**Exercise inputs:**
[START]
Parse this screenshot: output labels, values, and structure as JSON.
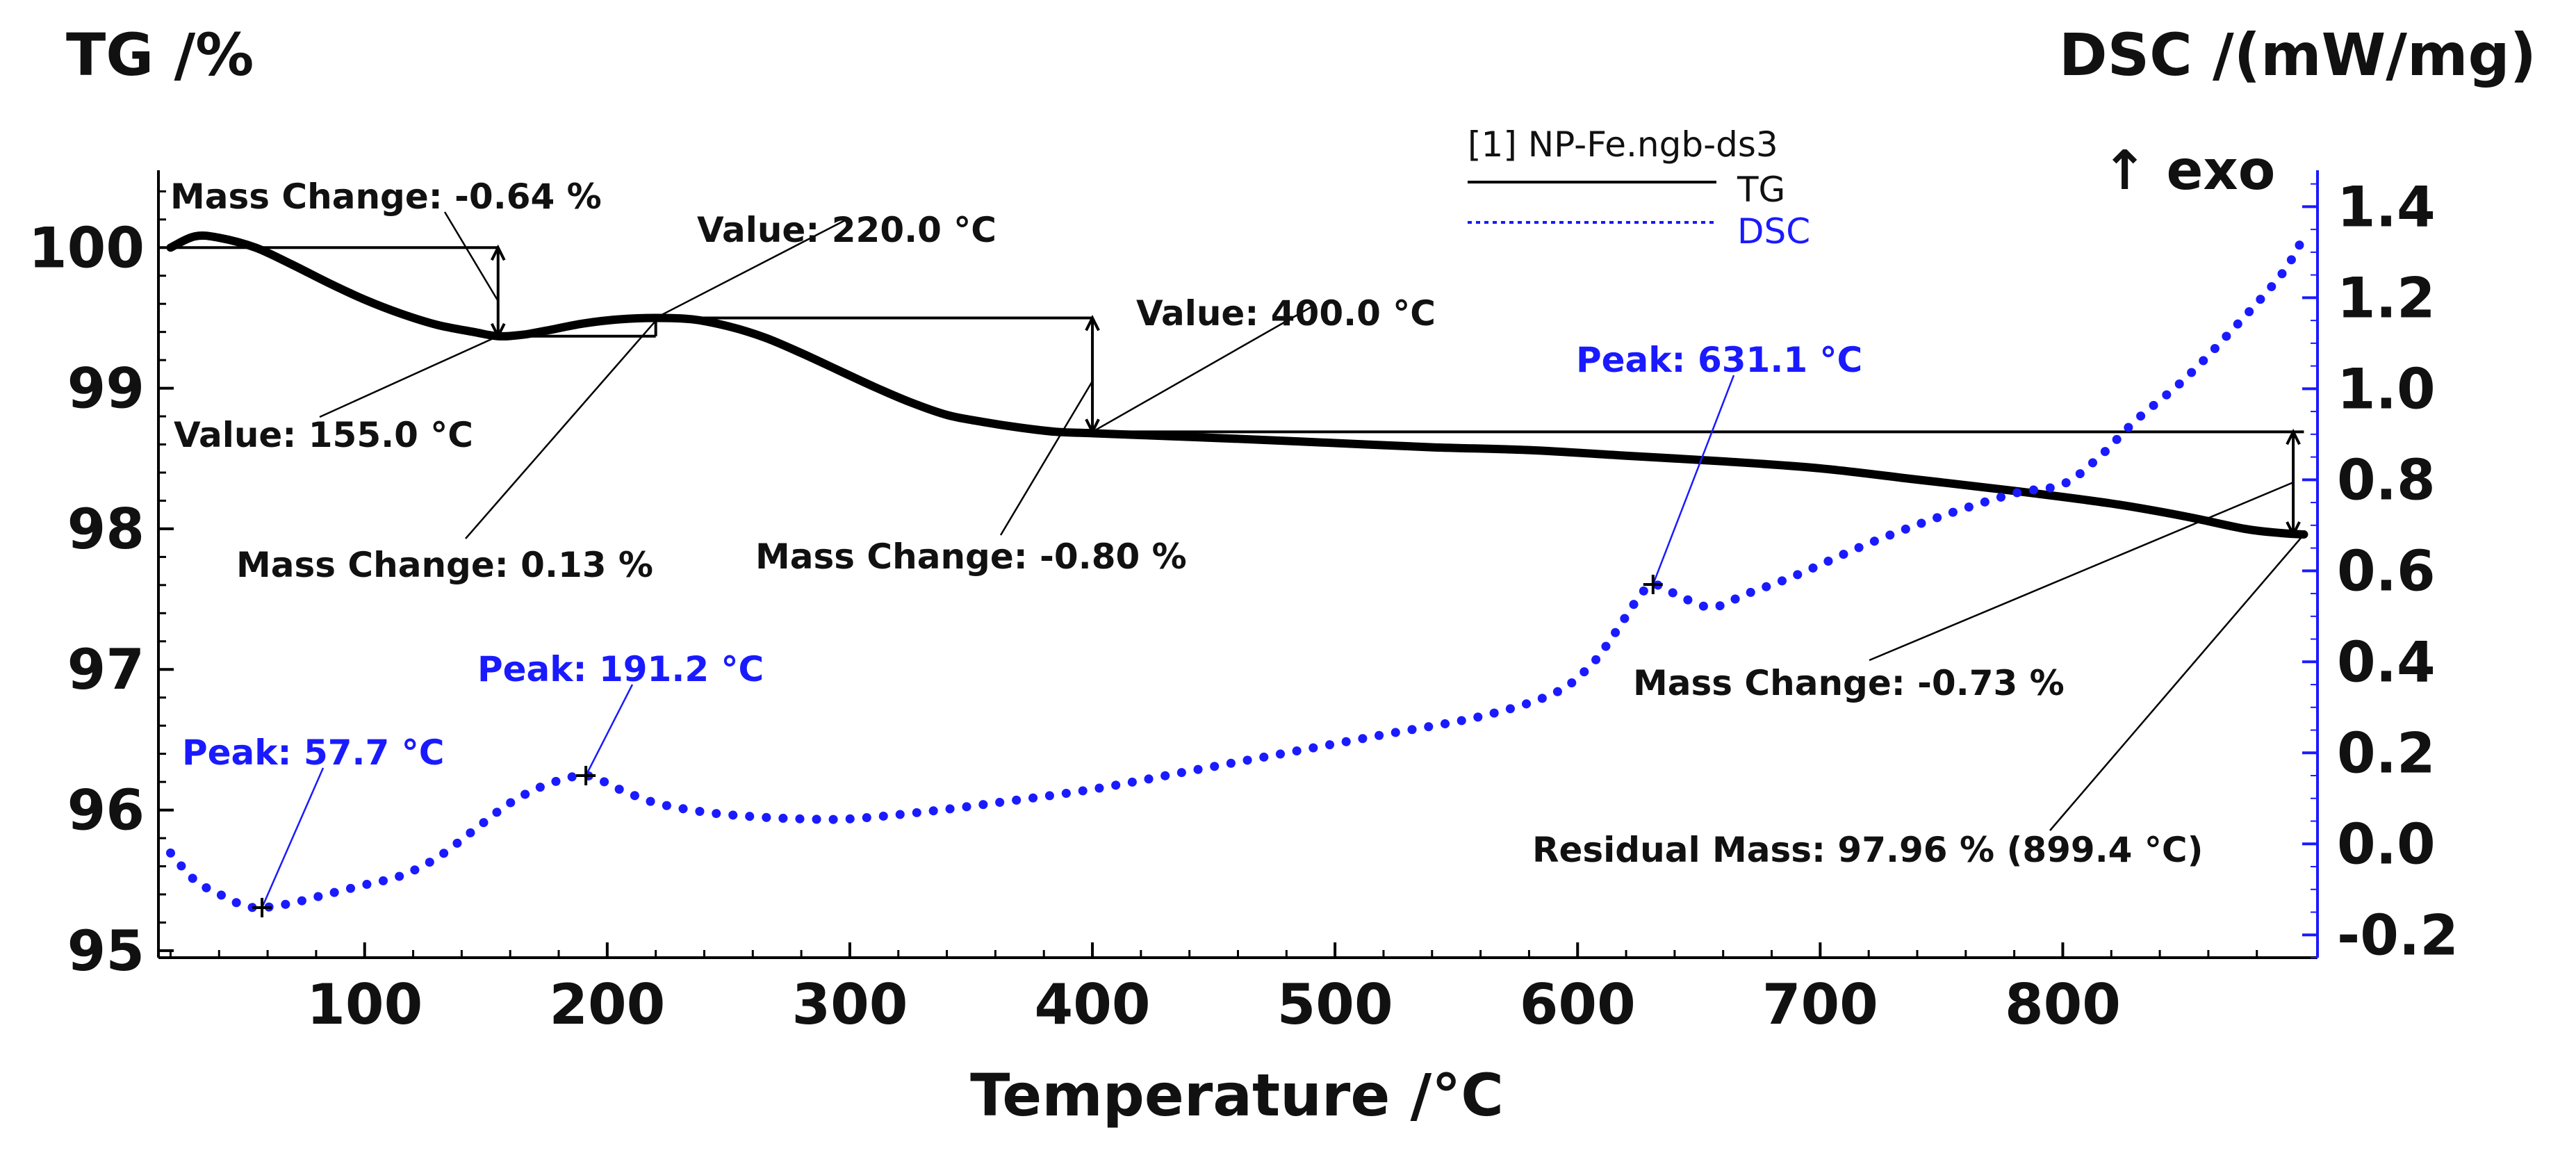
{
  "chart_data": {
    "type": "line",
    "legend_title": "[1] NP-Fe.ngb-ds3",
    "legend_placement": "top-center",
    "xlabel": "Temperature /°C",
    "xlim": [
      15,
      905
    ],
    "xticks": [
      100,
      200,
      300,
      400,
      500,
      600,
      700,
      800
    ],
    "y_left": {
      "label": "TG /%",
      "lim": [
        94.95,
        100.55
      ],
      "ticks": [
        95,
        96,
        97,
        98,
        99,
        100
      ]
    },
    "y_right": {
      "label": "DSC /(mW/mg)",
      "lim": [
        -0.25,
        1.48
      ],
      "ticks": [
        -0.2,
        0.0,
        0.2,
        0.4,
        0.6,
        0.8,
        1.0,
        1.2,
        1.4
      ],
      "tick_labels": [
        "-0.2",
        "0.0",
        "0.2",
        "0.4",
        "0.6",
        "0.8",
        "1.0",
        "1.2",
        "1.4"
      ]
    },
    "exo_label": "↑ exo",
    "grid": false,
    "series": [
      {
        "name": "TG",
        "axis": "left",
        "color": "#000000",
        "style": "solid",
        "x": [
          20,
          30,
          40,
          55,
          70,
          85,
          100,
          115,
          130,
          145,
          155,
          165,
          175,
          190,
          205,
          220,
          235,
          250,
          265,
          280,
          295,
          310,
          325,
          340,
          355,
          370,
          385,
          400,
          430,
          460,
          500,
          540,
          580,
          620,
          660,
          700,
          740,
          780,
          820,
          850,
          875,
          890,
          899.4
        ],
        "values": [
          100.0,
          100.08,
          100.07,
          100.0,
          99.88,
          99.75,
          99.63,
          99.53,
          99.45,
          99.4,
          99.37,
          99.38,
          99.41,
          99.46,
          99.49,
          99.5,
          99.49,
          99.44,
          99.36,
          99.25,
          99.13,
          99.01,
          98.9,
          98.81,
          98.76,
          98.72,
          98.69,
          98.68,
          98.66,
          98.64,
          98.61,
          98.58,
          98.56,
          98.52,
          98.48,
          98.43,
          98.35,
          98.27,
          98.18,
          98.09,
          98.0,
          97.97,
          97.96
        ]
      },
      {
        "name": "DSC",
        "axis": "right",
        "color": "#1a1aff",
        "style": "dotted",
        "x": [
          20,
          30,
          40,
          50,
          57.7,
          70,
          85,
          100,
          115,
          130,
          145,
          160,
          175,
          191.2,
          205,
          220,
          240,
          260,
          280,
          300,
          330,
          360,
          400,
          440,
          480,
          520,
          560,
          590,
          605,
          615,
          625,
          631.1,
          640,
          655,
          670,
          690,
          720,
          750,
          780,
          800,
          815,
          830,
          850,
          870,
          890,
          899
        ],
        "values": [
          -0.02,
          -0.08,
          -0.11,
          -0.135,
          -0.14,
          -0.13,
          -0.11,
          -0.09,
          -0.07,
          -0.03,
          0.03,
          0.09,
          0.13,
          0.15,
          0.12,
          0.09,
          0.07,
          0.06,
          0.055,
          0.055,
          0.07,
          0.09,
          0.12,
          0.16,
          0.2,
          0.24,
          0.28,
          0.33,
          0.39,
          0.46,
          0.54,
          0.57,
          0.55,
          0.52,
          0.55,
          0.59,
          0.66,
          0.72,
          0.77,
          0.79,
          0.85,
          0.93,
          1.02,
          1.13,
          1.25,
          1.33
        ]
      }
    ],
    "annotations": {
      "tg": [
        {
          "text": "Mass Change: -0.64 %"
        },
        {
          "text": "Value: 155.0 °C"
        },
        {
          "text": "Mass Change: 0.13 %"
        },
        {
          "text": "Value: 220.0 °C"
        },
        {
          "text": "Value: 400.0 °C"
        },
        {
          "text": "Mass Change: -0.80 %"
        },
        {
          "text": "Mass Change: -0.73 %"
        },
        {
          "text": "Residual Mass: 97.96 % (899.4 °C)"
        }
      ],
      "dsc_peaks": [
        {
          "text": "Peak: 57.7 °C",
          "x": 57.7,
          "y": -0.14
        },
        {
          "text": "Peak: 191.2 °C",
          "x": 191.2,
          "y": 0.15
        },
        {
          "text": "Peak: 631.1 °C",
          "x": 631.1,
          "y": 0.57
        }
      ]
    },
    "step_levels": [
      {
        "from": 20,
        "to": 155,
        "level": 100.0
      },
      {
        "from": 155,
        "to": 220,
        "level": 99.37
      },
      {
        "from": 220,
        "to": 400,
        "level": 99.5
      },
      {
        "from": 400,
        "to": 899.4,
        "level": 98.69
      }
    ],
    "change_arrows": [
      {
        "x": 155,
        "from": 100.0,
        "to": 99.37
      },
      {
        "x": 400,
        "from": 99.5,
        "to": 98.69
      },
      {
        "x": 895,
        "from": 98.69,
        "to": 97.96
      }
    ]
  }
}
[END]
**Instructions to follow:**
Images must not appear in the copy; reproduce everything else in the records verbatim.

**Output for this task:**
Parse this screenshot: output labels, values, and structure as JSON.
{
  "chart_data": {
    "type": "line",
    "legend_title": "[1] NP-Fe.ngb-ds3",
    "legend_placement": "top-center",
    "xlabel": "Temperature /°C",
    "xlim": [
      15,
      905
    ],
    "xticks": [
      100,
      200,
      300,
      400,
      500,
      600,
      700,
      800
    ],
    "y_left": {
      "label": "TG /%",
      "lim": [
        94.95,
        100.55
      ],
      "ticks": [
        95,
        96,
        97,
        98,
        99,
        100
      ]
    },
    "y_right": {
      "label": "DSC /(mW/mg)",
      "lim": [
        -0.25,
        1.48
      ],
      "ticks": [
        -0.2,
        0.0,
        0.2,
        0.4,
        0.6,
        0.8,
        1.0,
        1.2,
        1.4
      ],
      "tick_labels": [
        "-0.2",
        "0.0",
        "0.2",
        "0.4",
        "0.6",
        "0.8",
        "1.0",
        "1.2",
        "1.4"
      ]
    },
    "exo_label": "↑ exo",
    "grid": false,
    "series": [
      {
        "name": "TG",
        "axis": "left",
        "color": "#000000",
        "style": "solid",
        "x": [
          20,
          30,
          40,
          55,
          70,
          85,
          100,
          115,
          130,
          145,
          155,
          165,
          175,
          190,
          205,
          220,
          235,
          250,
          265,
          280,
          295,
          310,
          325,
          340,
          355,
          370,
          385,
          400,
          430,
          460,
          500,
          540,
          580,
          620,
          660,
          700,
          740,
          780,
          820,
          850,
          875,
          890,
          899.4
        ],
        "values": [
          100.0,
          100.08,
          100.07,
          100.0,
          99.88,
          99.75,
          99.63,
          99.53,
          99.45,
          99.4,
          99.37,
          99.38,
          99.41,
          99.46,
          99.49,
          99.5,
          99.49,
          99.44,
          99.36,
          99.25,
          99.13,
          99.01,
          98.9,
          98.81,
          98.76,
          98.72,
          98.69,
          98.68,
          98.66,
          98.64,
          98.61,
          98.58,
          98.56,
          98.52,
          98.48,
          98.43,
          98.35,
          98.27,
          98.18,
          98.09,
          98.0,
          97.97,
          97.96
        ]
      },
      {
        "name": "DSC",
        "axis": "right",
        "color": "#1a1aff",
        "style": "dotted",
        "x": [
          20,
          30,
          40,
          50,
          57.7,
          70,
          85,
          100,
          115,
          130,
          145,
          160,
          175,
          191.2,
          205,
          220,
          240,
          260,
          280,
          300,
          330,
          360,
          400,
          440,
          480,
          520,
          560,
          590,
          605,
          615,
          625,
          631.1,
          640,
          655,
          670,
          690,
          720,
          750,
          780,
          800,
          815,
          830,
          850,
          870,
          890,
          899
        ],
        "values": [
          -0.02,
          -0.08,
          -0.11,
          -0.135,
          -0.14,
          -0.13,
          -0.11,
          -0.09,
          -0.07,
          -0.03,
          0.03,
          0.09,
          0.13,
          0.15,
          0.12,
          0.09,
          0.07,
          0.06,
          0.055,
          0.055,
          0.07,
          0.09,
          0.12,
          0.16,
          0.2,
          0.24,
          0.28,
          0.33,
          0.39,
          0.46,
          0.54,
          0.57,
          0.55,
          0.52,
          0.55,
          0.59,
          0.66,
          0.72,
          0.77,
          0.79,
          0.85,
          0.93,
          1.02,
          1.13,
          1.25,
          1.33
        ]
      }
    ],
    "annotations": {
      "tg": [
        {
          "text": "Mass Change: -0.64 %"
        },
        {
          "text": "Value: 155.0 °C"
        },
        {
          "text": "Mass Change: 0.13 %"
        },
        {
          "text": "Value: 220.0 °C"
        },
        {
          "text": "Value: 400.0 °C"
        },
        {
          "text": "Mass Change: -0.80 %"
        },
        {
          "text": "Mass Change: -0.73 %"
        },
        {
          "text": "Residual Mass: 97.96 % (899.4 °C)"
        }
      ],
      "dsc_peaks": [
        {
          "text": "Peak: 57.7 °C",
          "x": 57.7,
          "y": -0.14
        },
        {
          "text": "Peak: 191.2 °C",
          "x": 191.2,
          "y": 0.15
        },
        {
          "text": "Peak: 631.1 °C",
          "x": 631.1,
          "y": 0.57
        }
      ]
    },
    "step_levels": [
      {
        "from": 20,
        "to": 155,
        "level": 100.0
      },
      {
        "from": 155,
        "to": 220,
        "level": 99.37
      },
      {
        "from": 220,
        "to": 400,
        "level": 99.5
      },
      {
        "from": 400,
        "to": 899.4,
        "level": 98.69
      }
    ],
    "change_arrows": [
      {
        "x": 155,
        "from": 100.0,
        "to": 99.37
      },
      {
        "x": 400,
        "from": 99.5,
        "to": 98.69
      },
      {
        "x": 895,
        "from": 98.69,
        "to": 97.96
      }
    ]
  }
}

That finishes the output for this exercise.